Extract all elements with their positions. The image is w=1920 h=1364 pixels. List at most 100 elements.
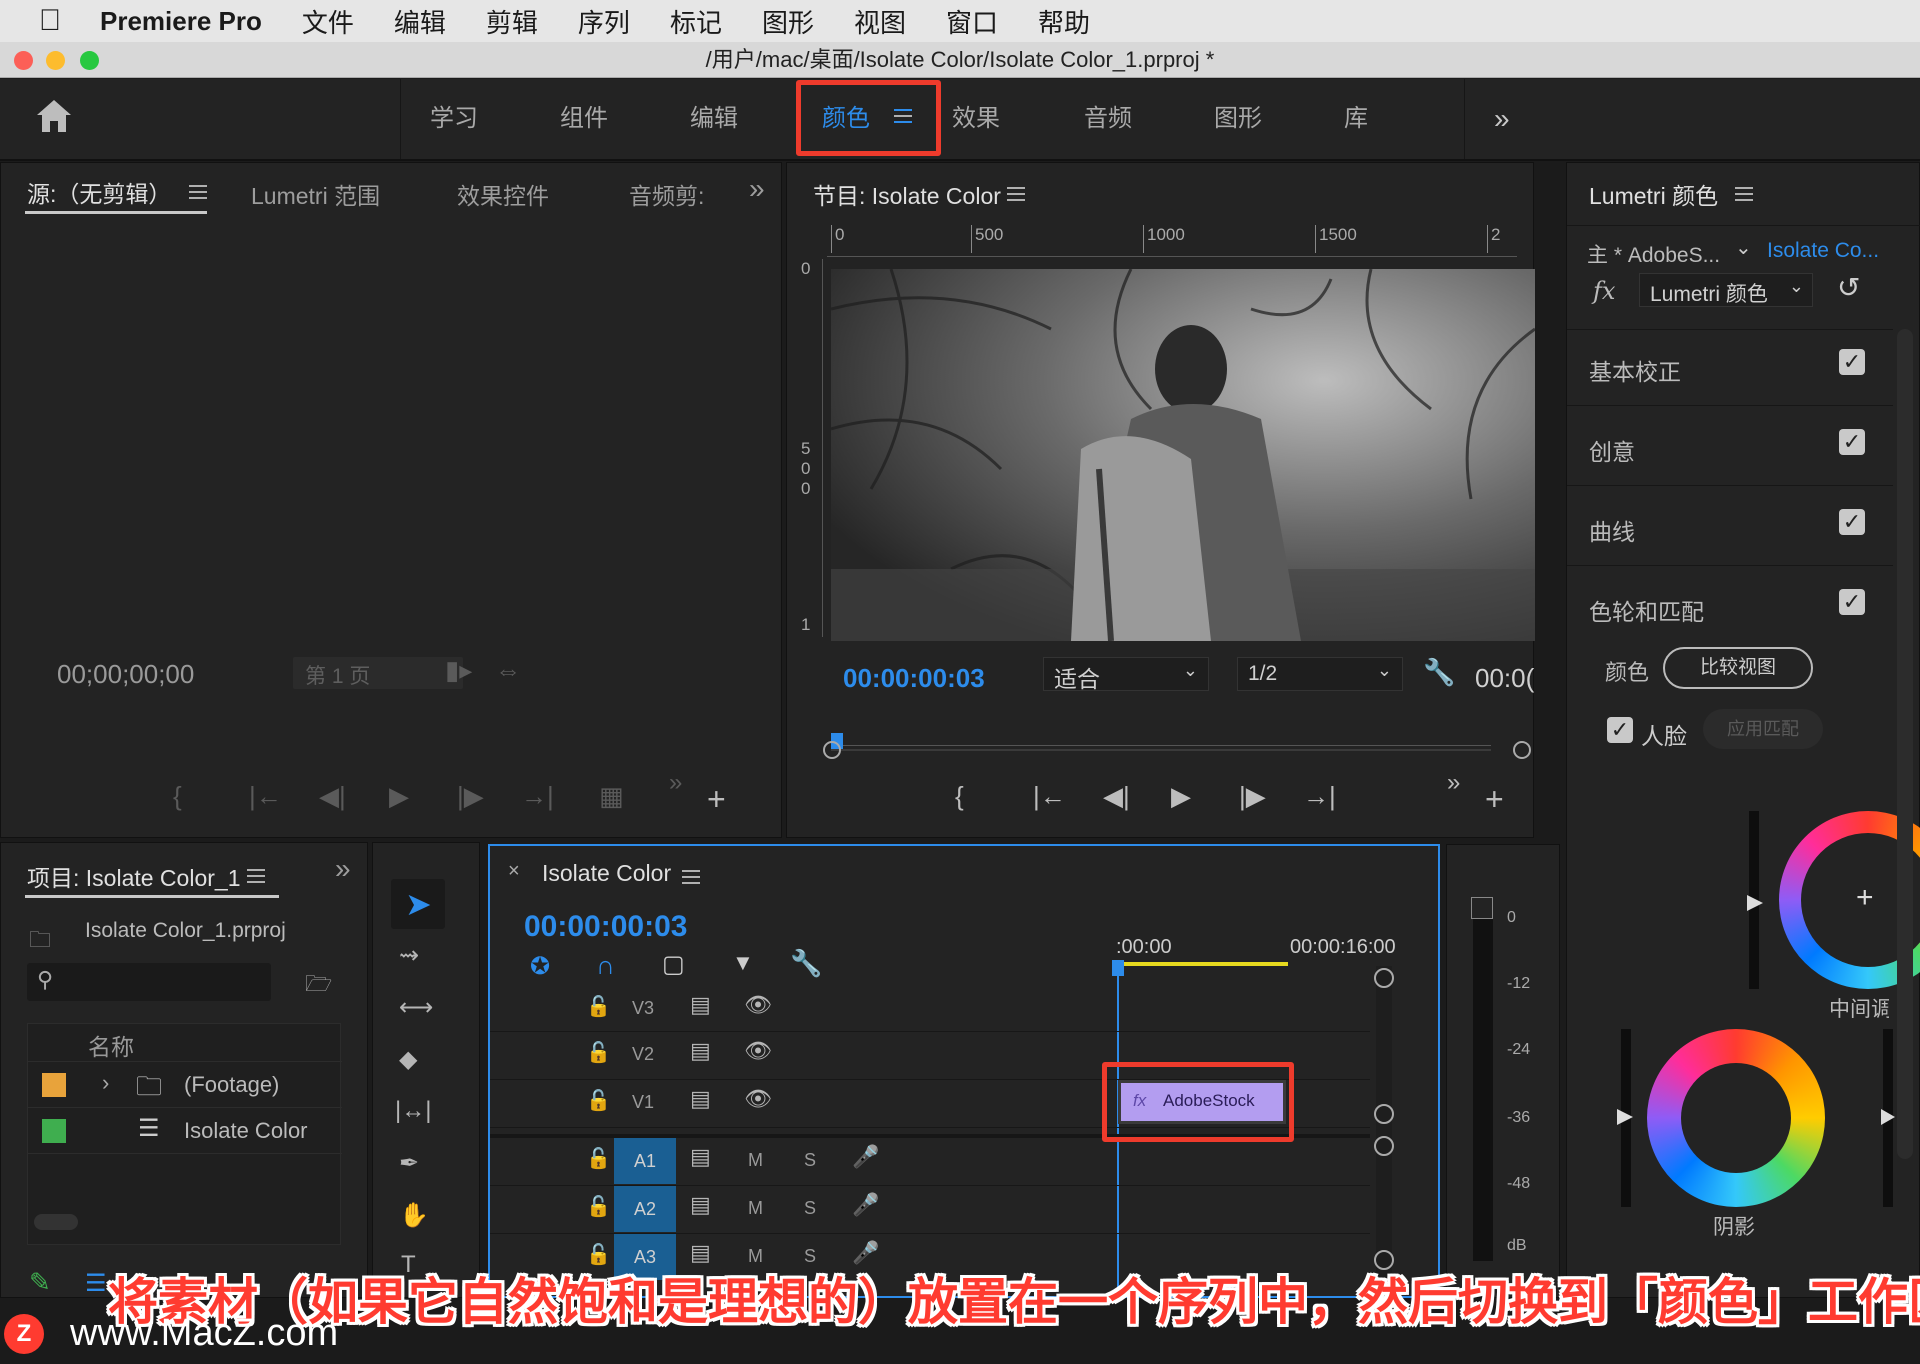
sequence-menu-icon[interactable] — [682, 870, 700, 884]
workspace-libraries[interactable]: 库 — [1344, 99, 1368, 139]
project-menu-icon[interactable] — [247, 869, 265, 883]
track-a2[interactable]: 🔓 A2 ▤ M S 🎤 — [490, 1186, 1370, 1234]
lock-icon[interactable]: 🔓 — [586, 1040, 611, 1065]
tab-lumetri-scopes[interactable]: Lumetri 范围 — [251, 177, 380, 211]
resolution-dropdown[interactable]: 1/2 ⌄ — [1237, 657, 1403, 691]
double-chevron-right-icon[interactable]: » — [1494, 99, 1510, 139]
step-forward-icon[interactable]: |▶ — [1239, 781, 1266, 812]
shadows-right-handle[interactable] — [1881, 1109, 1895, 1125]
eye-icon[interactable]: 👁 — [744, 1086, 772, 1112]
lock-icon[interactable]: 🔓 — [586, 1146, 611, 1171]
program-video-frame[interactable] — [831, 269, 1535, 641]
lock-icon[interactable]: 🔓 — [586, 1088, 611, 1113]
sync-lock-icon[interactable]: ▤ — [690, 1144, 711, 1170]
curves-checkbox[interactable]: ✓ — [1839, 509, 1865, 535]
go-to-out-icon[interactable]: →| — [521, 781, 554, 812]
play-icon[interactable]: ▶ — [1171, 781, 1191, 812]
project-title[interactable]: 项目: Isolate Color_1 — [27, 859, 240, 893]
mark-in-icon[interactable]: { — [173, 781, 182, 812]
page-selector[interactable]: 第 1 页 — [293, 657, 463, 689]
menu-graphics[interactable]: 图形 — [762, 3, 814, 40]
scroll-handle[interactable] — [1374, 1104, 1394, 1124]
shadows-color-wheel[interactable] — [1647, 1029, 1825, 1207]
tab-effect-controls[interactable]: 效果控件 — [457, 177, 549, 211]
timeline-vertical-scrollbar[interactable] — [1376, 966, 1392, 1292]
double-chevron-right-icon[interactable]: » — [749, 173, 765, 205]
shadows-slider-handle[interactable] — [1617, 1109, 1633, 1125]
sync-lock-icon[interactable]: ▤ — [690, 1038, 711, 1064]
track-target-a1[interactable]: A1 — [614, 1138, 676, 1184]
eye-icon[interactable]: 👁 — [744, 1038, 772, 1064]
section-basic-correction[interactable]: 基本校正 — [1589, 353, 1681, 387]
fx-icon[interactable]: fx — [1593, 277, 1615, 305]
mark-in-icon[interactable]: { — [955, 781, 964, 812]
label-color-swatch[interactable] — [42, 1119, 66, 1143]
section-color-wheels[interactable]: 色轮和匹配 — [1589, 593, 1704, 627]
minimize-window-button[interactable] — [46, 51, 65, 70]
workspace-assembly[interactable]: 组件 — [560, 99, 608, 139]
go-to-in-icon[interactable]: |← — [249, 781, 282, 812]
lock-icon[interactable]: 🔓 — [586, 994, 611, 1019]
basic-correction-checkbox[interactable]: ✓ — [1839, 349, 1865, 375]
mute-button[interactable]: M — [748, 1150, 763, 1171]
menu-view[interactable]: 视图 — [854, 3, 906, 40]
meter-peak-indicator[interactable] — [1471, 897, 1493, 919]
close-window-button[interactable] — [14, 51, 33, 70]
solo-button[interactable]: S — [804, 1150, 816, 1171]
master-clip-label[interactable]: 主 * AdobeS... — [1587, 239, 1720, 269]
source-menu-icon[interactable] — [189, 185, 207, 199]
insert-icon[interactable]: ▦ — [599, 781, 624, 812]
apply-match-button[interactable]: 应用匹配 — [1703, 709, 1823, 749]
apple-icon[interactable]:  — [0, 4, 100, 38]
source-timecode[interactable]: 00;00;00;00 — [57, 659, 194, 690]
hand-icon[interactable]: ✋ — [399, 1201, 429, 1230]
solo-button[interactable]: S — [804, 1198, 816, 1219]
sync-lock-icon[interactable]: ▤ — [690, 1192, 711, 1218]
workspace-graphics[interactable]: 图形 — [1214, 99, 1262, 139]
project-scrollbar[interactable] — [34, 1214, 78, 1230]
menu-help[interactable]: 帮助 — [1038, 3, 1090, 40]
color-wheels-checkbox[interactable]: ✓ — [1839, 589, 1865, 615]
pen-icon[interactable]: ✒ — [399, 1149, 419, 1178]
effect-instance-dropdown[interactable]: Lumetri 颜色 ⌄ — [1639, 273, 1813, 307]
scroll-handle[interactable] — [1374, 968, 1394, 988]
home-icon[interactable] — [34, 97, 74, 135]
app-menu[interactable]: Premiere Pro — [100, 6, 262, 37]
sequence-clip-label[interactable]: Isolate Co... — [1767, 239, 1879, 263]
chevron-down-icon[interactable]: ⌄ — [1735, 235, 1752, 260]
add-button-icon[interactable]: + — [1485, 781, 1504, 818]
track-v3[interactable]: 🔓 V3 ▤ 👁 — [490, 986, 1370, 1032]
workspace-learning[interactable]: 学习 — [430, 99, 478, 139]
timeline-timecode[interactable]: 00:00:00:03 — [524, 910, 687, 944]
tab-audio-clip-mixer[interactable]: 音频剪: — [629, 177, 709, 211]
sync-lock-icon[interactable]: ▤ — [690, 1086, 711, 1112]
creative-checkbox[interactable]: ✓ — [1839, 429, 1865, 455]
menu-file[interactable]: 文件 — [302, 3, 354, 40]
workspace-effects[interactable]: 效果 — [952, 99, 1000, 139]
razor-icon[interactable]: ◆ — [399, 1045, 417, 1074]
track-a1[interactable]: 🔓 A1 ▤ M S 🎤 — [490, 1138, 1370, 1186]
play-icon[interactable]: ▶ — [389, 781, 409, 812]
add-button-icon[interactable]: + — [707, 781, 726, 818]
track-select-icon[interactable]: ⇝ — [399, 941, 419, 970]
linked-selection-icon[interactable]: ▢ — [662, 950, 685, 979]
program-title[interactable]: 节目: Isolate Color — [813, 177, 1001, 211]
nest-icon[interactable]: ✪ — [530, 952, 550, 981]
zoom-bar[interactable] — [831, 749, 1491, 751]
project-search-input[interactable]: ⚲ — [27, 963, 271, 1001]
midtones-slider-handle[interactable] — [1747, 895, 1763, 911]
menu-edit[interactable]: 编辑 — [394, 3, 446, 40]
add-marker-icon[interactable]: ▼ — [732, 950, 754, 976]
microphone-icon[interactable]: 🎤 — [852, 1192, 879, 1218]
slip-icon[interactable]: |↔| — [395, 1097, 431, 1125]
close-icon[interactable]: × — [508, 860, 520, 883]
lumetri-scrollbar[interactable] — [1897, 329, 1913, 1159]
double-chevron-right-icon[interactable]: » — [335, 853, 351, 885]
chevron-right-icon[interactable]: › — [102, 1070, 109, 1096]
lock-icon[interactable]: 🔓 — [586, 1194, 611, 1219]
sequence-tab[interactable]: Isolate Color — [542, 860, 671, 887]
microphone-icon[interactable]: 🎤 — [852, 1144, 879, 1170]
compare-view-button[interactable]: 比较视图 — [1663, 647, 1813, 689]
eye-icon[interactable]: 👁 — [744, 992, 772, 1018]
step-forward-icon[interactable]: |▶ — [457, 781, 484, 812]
■ ■ ■ ■
**Description of the task:**
Rewrite all the items, changing every "eye-icon" to "visibility-icon" and leaving everything else as it is. Omit the pictures from your version.

**Result of the task:**
Extract all elements with their positions. The image is w=1920 h=1364 pixels. List at most 100 elements.
sequence-menu-icon[interactable] — [682, 870, 700, 884]
workspace-libraries[interactable]: 库 — [1344, 99, 1368, 139]
project-menu-icon[interactable] — [247, 869, 265, 883]
track-a2[interactable]: 🔓 A2 ▤ M S 🎤 — [490, 1186, 1370, 1234]
lock-icon[interactable]: 🔓 — [586, 1040, 611, 1065]
tab-lumetri-scopes[interactable]: Lumetri 范围 — [251, 177, 380, 211]
resolution-dropdown[interactable]: 1/2 ⌄ — [1237, 657, 1403, 691]
double-chevron-right-icon[interactable]: » — [1494, 99, 1510, 139]
step-forward-icon[interactable]: |▶ — [1239, 781, 1266, 812]
shadows-right-handle[interactable] — [1881, 1109, 1895, 1125]
visibility-icon[interactable]: 👁 — [744, 1086, 772, 1112]
lock-icon[interactable]: 🔓 — [586, 1146, 611, 1171]
program-video-frame[interactable] — [831, 269, 1535, 641]
lock-icon[interactable]: 🔓 — [586, 1088, 611, 1113]
sync-lock-icon[interactable]: ▤ — [690, 1144, 711, 1170]
curves-checkbox[interactable]: ✓ — [1839, 509, 1865, 535]
go-to-out-icon[interactable]: →| — [521, 781, 554, 812]
play-icon[interactable]: ▶ — [1171, 781, 1191, 812]
project-title[interactable]: 项目: Isolate Color_1 — [27, 859, 240, 893]
mark-in-icon[interactable]: { — [173, 781, 182, 812]
page-selector[interactable]: 第 1 页 — [293, 657, 463, 689]
menu-graphics[interactable]: 图形 — [762, 3, 814, 40]
scroll-handle[interactable] — [1374, 1104, 1394, 1124]
shadows-color-wheel[interactable] — [1647, 1029, 1825, 1207]
tab-effect-controls[interactable]: 效果控件 — [457, 177, 549, 211]
timeline-vertical-scrollbar[interactable] — [1376, 966, 1392, 1292]
double-chevron-right-icon[interactable]: » — [749, 173, 765, 205]
shadows-slider-handle[interactable] — [1617, 1109, 1633, 1125]
sync-lock-icon[interactable]: ▤ — [690, 1038, 711, 1064]
track-target-a1[interactable]: A1 — [614, 1138, 676, 1184]
visibility-icon[interactable]: 👁 — [744, 1038, 772, 1064]
section-basic-correction[interactable]: 基本校正 — [1589, 353, 1681, 387]
fx-icon[interactable]: fx — [1593, 277, 1615, 305]
mark-in-icon[interactable]: { — [955, 781, 964, 812]
label-color-swatch[interactable] — [42, 1119, 66, 1143]
section-color-wheels[interactable]: 色轮和匹配 — [1589, 593, 1704, 627]
minimize-window-button[interactable] — [46, 51, 65, 70]
workspace-assembly[interactable]: 组件 — [560, 99, 608, 139]
go-to-in-icon[interactable]: |← — [249, 781, 282, 812]
lock-icon[interactable]: 🔓 — [586, 994, 611, 1019]
basic-correction-checkbox[interactable]: ✓ — [1839, 349, 1865, 375]
mute-button[interactable]: M — [748, 1150, 763, 1171]
menu-view[interactable]: 视图 — [854, 3, 906, 40]
meter-peak-indicator[interactable] — [1471, 897, 1493, 919]
close-window-button[interactable] — [14, 51, 33, 70]
solo-button[interactable]: S — [804, 1150, 816, 1171]
master-clip-label[interactable]: 主 * AdobeS... — [1587, 239, 1720, 269]
source-menu-icon[interactable] — [189, 185, 207, 199]
insert-icon[interactable]: ▦ — [599, 781, 624, 812]
apply-match-button[interactable]: 应用匹配 — [1703, 709, 1823, 749]
apple-icon[interactable]:  — [0, 4, 100, 38]
source-timecode[interactable]: 00;00;00;00 — [57, 659, 194, 690]
hand-icon[interactable]: ✋ — [399, 1201, 429, 1230]
solo-button[interactable]: S — [804, 1198, 816, 1219]
sync-lock-icon[interactable]: ▤ — [690, 1192, 711, 1218]
workspace-graphics[interactable]: 图形 — [1214, 99, 1262, 139]
project-scrollbar[interactable] — [34, 1214, 78, 1230]
menu-help[interactable]: 帮助 — [1038, 3, 1090, 40]
color-wheels-checkbox[interactable]: ✓ — [1839, 589, 1865, 615]
pen-icon[interactable]: ✒ — [399, 1149, 419, 1178]
effect-instance-dropdown[interactable]: Lumetri 颜色 ⌄ — [1639, 273, 1813, 307]
scroll-handle[interactable] — [1374, 968, 1394, 988]
home-icon[interactable] — [34, 97, 74, 135]
app-menu[interactable]: Premiere Pro — [100, 6, 262, 37]
sequence-clip-label[interactable]: Isolate Co... — [1767, 239, 1879, 263]
chevron-down-icon[interactable]: ⌄ — [1735, 235, 1752, 260]
add-button-icon[interactable]: + — [1485, 781, 1504, 818]
track-v3[interactable]: 🔓 V3 ▤ 👁 — [490, 986, 1370, 1032]
workspace-learning[interactable]: 学习 — [430, 99, 478, 139]
timeline-timecode[interactable]: 00:00:00:03 — [524, 910, 687, 944]
tab-audio-clip-mixer[interactable]: 音频剪: — [629, 177, 709, 211]
sync-lock-icon[interactable]: ▤ — [690, 1086, 711, 1112]
creative-checkbox[interactable]: ✓ — [1839, 429, 1865, 455]
menu-file[interactable]: 文件 — [302, 3, 354, 40]
workspace-effects[interactable]: 效果 — [952, 99, 1000, 139]
razor-icon[interactable]: ◆ — [399, 1045, 417, 1074]
track-a1[interactable]: 🔓 A1 ▤ M S 🎤 — [490, 1138, 1370, 1186]
play-icon[interactable]: ▶ — [389, 781, 409, 812]
add-button-icon[interactable]: + — [707, 781, 726, 818]
track-select-icon[interactable]: ⇝ — [399, 941, 419, 970]
linked-selection-icon[interactable]: ▢ — [662, 950, 685, 979]
program-title[interactable]: 节目: Isolate Color — [813, 177, 1001, 211]
nest-icon[interactable]: ✪ — [530, 952, 550, 981]
zoom-bar[interactable] — [831, 749, 1491, 751]
project-search-input[interactable]: ⚲ — [27, 963, 271, 1001]
midtones-slider-handle[interactable] — [1747, 895, 1763, 911]
menu-edit[interactable]: 编辑 — [394, 3, 446, 40]
add-marker-icon[interactable]: ▼ — [732, 950, 754, 976]
microphone-icon[interactable]: 🎤 — [852, 1192, 879, 1218]
slip-icon[interactable]: |↔| — [395, 1097, 431, 1125]
close-icon[interactable]: × — [508, 860, 520, 883]
lumetri-scrollbar[interactable] — [1897, 329, 1913, 1159]
double-chevron-right-icon[interactable]: » — [335, 853, 351, 885]
chevron-right-icon[interactable]: › — [102, 1070, 109, 1096]
lock-icon[interactable]: 🔓 — [586, 1194, 611, 1219]
sequence-tab[interactable]: Isolate Color — [542, 860, 671, 887]
microphone-icon[interactable]: 🎤 — [852, 1144, 879, 1170]
compare-view-button[interactable]: 比较视图 — [1663, 647, 1813, 689]
visibility-icon[interactable]: 👁 — [744, 992, 772, 1018]
step-forward-icon[interactable]: |▶ — [457, 781, 484, 812]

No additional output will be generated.